What the task asks: Check each line of the material below, and copy it if it holds the string "JSON".
** START **
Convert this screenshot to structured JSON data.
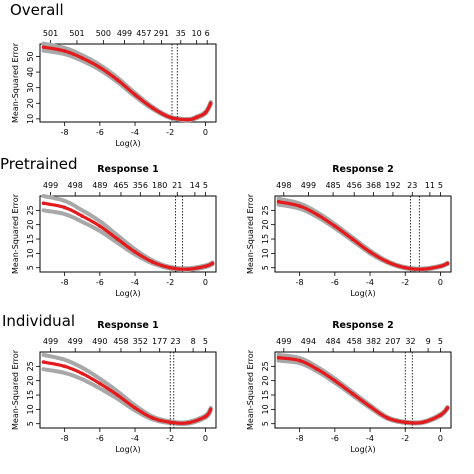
{
  "sections": [
    {
      "title": "Overall",
      "panels": [
        {
          "subtitle": "",
          "ylabel": "Mean-Squared Error",
          "xlabel": "Log(λ)",
          "top_ticks": [
            "501",
            "501",
            "500",
            "499",
            "457",
            "291",
            "35",
            "10",
            "6"
          ],
          "x_ticks": [
            "-8",
            "-6",
            "-4",
            "-2",
            "0"
          ],
          "y_ticks": [
            "10",
            "20",
            "30",
            "40",
            "50"
          ]
        }
      ]
    },
    {
      "title": "Pretrained",
      "panels": [
        {
          "subtitle": "Response 1",
          "ylabel": "Mean-Squared Error",
          "xlabel": "Log(λ)",
          "top_ticks": [
            "499",
            "498",
            "489",
            "465",
            "356",
            "180",
            "21",
            "14",
            "5"
          ],
          "x_ticks": [
            "-8",
            "-6",
            "-4",
            "-2",
            "0"
          ],
          "y_ticks": [
            "5",
            "10",
            "15",
            "20",
            "25"
          ]
        },
        {
          "subtitle": "Response 2",
          "ylabel": "Mean-Squared Error",
          "xlabel": "Log(λ)",
          "top_ticks": [
            "498",
            "499",
            "485",
            "456",
            "368",
            "192",
            "23",
            "11",
            "5"
          ],
          "x_ticks": [
            "-8",
            "-6",
            "-4",
            "-2",
            "0"
          ],
          "y_ticks": [
            "5",
            "10",
            "15",
            "20",
            "25"
          ]
        }
      ]
    },
    {
      "title": "Individual",
      "panels": [
        {
          "subtitle": "Response 1",
          "ylabel": "Mean-Squared Error",
          "xlabel": "Log(λ)",
          "top_ticks": [
            "499",
            "499",
            "490",
            "458",
            "352",
            "177",
            "23",
            "8",
            "5"
          ],
          "x_ticks": [
            "-8",
            "-6",
            "-4",
            "-2",
            "0"
          ],
          "y_ticks": [
            "5",
            "10",
            "15",
            "20",
            "25"
          ]
        },
        {
          "subtitle": "Response 2",
          "ylabel": "Mean-Squared Error",
          "xlabel": "Log(λ)",
          "top_ticks": [
            "499",
            "494",
            "484",
            "458",
            "382",
            "207",
            "32",
            "9",
            "5"
          ],
          "x_ticks": [
            "-8",
            "-6",
            "-4",
            "-2",
            "0"
          ],
          "y_ticks": [
            "5",
            "10",
            "15",
            "20",
            "25"
          ]
        }
      ]
    }
  ],
  "colors": {
    "curve": "#e41a1c",
    "band": "#a8a8a8",
    "axis": "#000000"
  },
  "chart_data": [
    {
      "type": "line",
      "panel": "overall",
      "title": "Overall",
      "subtitle": "",
      "xlabel": "Log(λ)",
      "ylabel": "Mean-Squared Error",
      "xlim": [
        -9.4,
        0.6
      ],
      "ylim": [
        8,
        58
      ],
      "x_ticks": [
        -8,
        -6,
        -4,
        -2,
        0
      ],
      "y_ticks": [
        10,
        20,
        30,
        40,
        50
      ],
      "top_axis": {
        "x": [
          -8.8,
          -7.3,
          -5.8,
          -4.6,
          -3.5,
          -2.5,
          -1.4,
          -0.5,
          0.1
        ],
        "labels": [
          "501",
          "501",
          "500",
          "499",
          "457",
          "291",
          "35",
          "10",
          "6"
        ]
      },
      "vlines": [
        -1.9,
        -1.6
      ],
      "x": [
        -9.2,
        -8.0,
        -7.0,
        -6.0,
        -5.0,
        -4.0,
        -3.0,
        -2.0,
        -1.0,
        -0.5,
        0.0,
        0.3
      ],
      "y": [
        56,
        53.5,
        49,
        43,
        35,
        25.5,
        17,
        11,
        9.5,
        11,
        14,
        20
      ],
      "band": [
        2.2,
        2.0,
        1.8,
        1.6,
        1.4,
        1.1,
        0.7,
        0.4,
        0.4,
        0.5,
        0.6,
        0.8
      ],
      "grid": false,
      "legend": "none"
    },
    {
      "type": "line",
      "panel": "pretrained-response-1",
      "title": "Pretrained",
      "subtitle": "Response 1",
      "xlabel": "Log(λ)",
      "ylabel": "Mean-Squared Error",
      "xlim": [
        -9.4,
        0.6
      ],
      "ylim": [
        3.5,
        30
      ],
      "x_ticks": [
        -8,
        -6,
        -4,
        -2,
        0
      ],
      "y_ticks": [
        5,
        10,
        15,
        20,
        25
      ],
      "top_axis": {
        "x": [
          -8.8,
          -7.4,
          -6.0,
          -4.8,
          -3.7,
          -2.6,
          -1.6,
          -0.6,
          0.0
        ],
        "labels": [
          "499",
          "498",
          "489",
          "465",
          "356",
          "180",
          "21",
          "14",
          "5"
        ]
      },
      "vlines": [
        -1.7,
        -1.3
      ],
      "x": [
        -9.2,
        -8.0,
        -7.0,
        -6.0,
        -5.0,
        -4.0,
        -3.0,
        -2.0,
        -1.0,
        0.0,
        0.4
      ],
      "y": [
        27.5,
        26,
        23,
        19.5,
        15,
        10.5,
        7,
        5,
        4.5,
        5.5,
        6.5
      ],
      "band": [
        2.5,
        2.3,
        2.0,
        1.7,
        1.3,
        0.9,
        0.5,
        0.3,
        0.3,
        0.3,
        0.3
      ],
      "grid": false,
      "legend": "none"
    },
    {
      "type": "line",
      "panel": "pretrained-response-2",
      "title": "Pretrained",
      "subtitle": "Response 2",
      "xlabel": "Log(λ)",
      "ylabel": "Mean-Squared Error",
      "xlim": [
        -9.4,
        0.6
      ],
      "ylim": [
        3.5,
        30
      ],
      "x_ticks": [
        -8,
        -6,
        -4,
        -2,
        0
      ],
      "y_ticks": [
        5,
        10,
        15,
        20,
        25
      ],
      "top_axis": {
        "x": [
          -8.9,
          -7.5,
          -6.1,
          -4.9,
          -3.8,
          -2.7,
          -1.6,
          -0.6,
          0.0
        ],
        "labels": [
          "498",
          "499",
          "485",
          "456",
          "368",
          "192",
          "23",
          "11",
          "5"
        ]
      },
      "vlines": [
        -1.7,
        -1.2
      ],
      "x": [
        -9.2,
        -8.0,
        -7.0,
        -6.0,
        -5.0,
        -4.0,
        -3.0,
        -2.0,
        -1.0,
        0.0,
        0.4
      ],
      "y": [
        28,
        26.5,
        23.5,
        19.5,
        15,
        10.5,
        7,
        5,
        4.5,
        5.5,
        6.5
      ],
      "band": [
        1.0,
        0.9,
        0.8,
        0.7,
        0.6,
        0.5,
        0.3,
        0.2,
        0.2,
        0.2,
        0.2
      ],
      "grid": false,
      "legend": "none"
    },
    {
      "type": "line",
      "panel": "individual-response-1",
      "title": "Individual",
      "subtitle": "Response 1",
      "xlabel": "Log(λ)",
      "ylabel": "Mean-Squared Error",
      "xlim": [
        -9.4,
        0.6
      ],
      "ylim": [
        3.5,
        30
      ],
      "x_ticks": [
        -8,
        -6,
        -4,
        -2,
        0
      ],
      "y_ticks": [
        5,
        10,
        15,
        20,
        25
      ],
      "top_axis": {
        "x": [
          -8.8,
          -7.4,
          -6.0,
          -4.8,
          -3.7,
          -2.6,
          -1.7,
          -0.7,
          0.0
        ],
        "labels": [
          "499",
          "499",
          "490",
          "458",
          "352",
          "177",
          "23",
          "8",
          "5"
        ]
      },
      "vlines": [
        -2.0,
        -1.8
      ],
      "x": [
        -9.2,
        -8.0,
        -7.0,
        -6.0,
        -5.0,
        -4.0,
        -3.0,
        -2.0,
        -1.0,
        0.0,
        0.3
      ],
      "y": [
        26.5,
        25,
        22.5,
        19,
        15,
        10.5,
        7,
        5.5,
        5.3,
        7.5,
        10
      ],
      "band": [
        2.5,
        2.3,
        2.0,
        1.7,
        1.3,
        0.9,
        0.5,
        0.3,
        0.3,
        0.4,
        0.5
      ],
      "grid": false,
      "legend": "none"
    },
    {
      "type": "line",
      "panel": "individual-response-2",
      "title": "Individual",
      "subtitle": "Response 2",
      "xlabel": "Log(λ)",
      "ylabel": "Mean-Squared Error",
      "xlim": [
        -9.4,
        0.6
      ],
      "ylim": [
        3.5,
        30
      ],
      "x_ticks": [
        -8,
        -6,
        -4,
        -2,
        0
      ],
      "y_ticks": [
        5,
        10,
        15,
        20,
        25
      ],
      "top_axis": {
        "x": [
          -8.9,
          -7.5,
          -6.1,
          -4.9,
          -3.8,
          -2.7,
          -1.7,
          -0.7,
          0.0
        ],
        "labels": [
          "499",
          "494",
          "484",
          "458",
          "382",
          "207",
          "32",
          "9",
          "5"
        ]
      },
      "vlines": [
        -2.0,
        -1.6
      ],
      "x": [
        -9.2,
        -8.0,
        -7.0,
        -6.0,
        -5.0,
        -4.0,
        -3.0,
        -2.0,
        -1.0,
        0.0,
        0.4
      ],
      "y": [
        28,
        27,
        24,
        20,
        15.5,
        11,
        7,
        5.5,
        5.5,
        8,
        10.5
      ],
      "band": [
        1.0,
        0.9,
        0.8,
        0.7,
        0.6,
        0.5,
        0.3,
        0.2,
        0.2,
        0.3,
        0.3
      ],
      "grid": false,
      "legend": "none"
    }
  ]
}
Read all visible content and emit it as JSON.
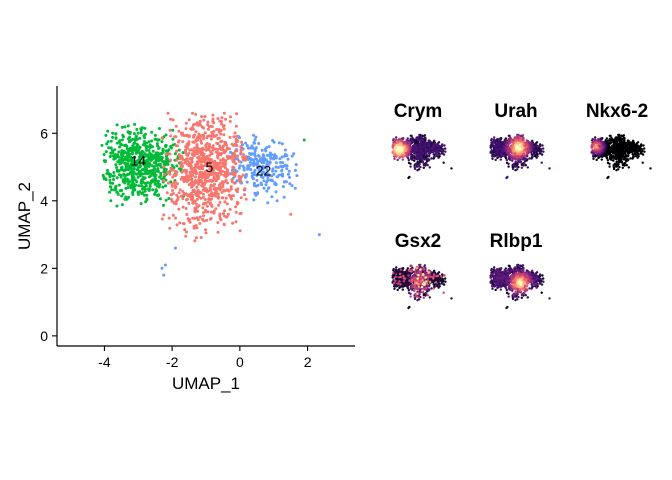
** END **
Solution below:
Convert this screenshot to structured JSON data.
Read all visible content and emit it as JSON.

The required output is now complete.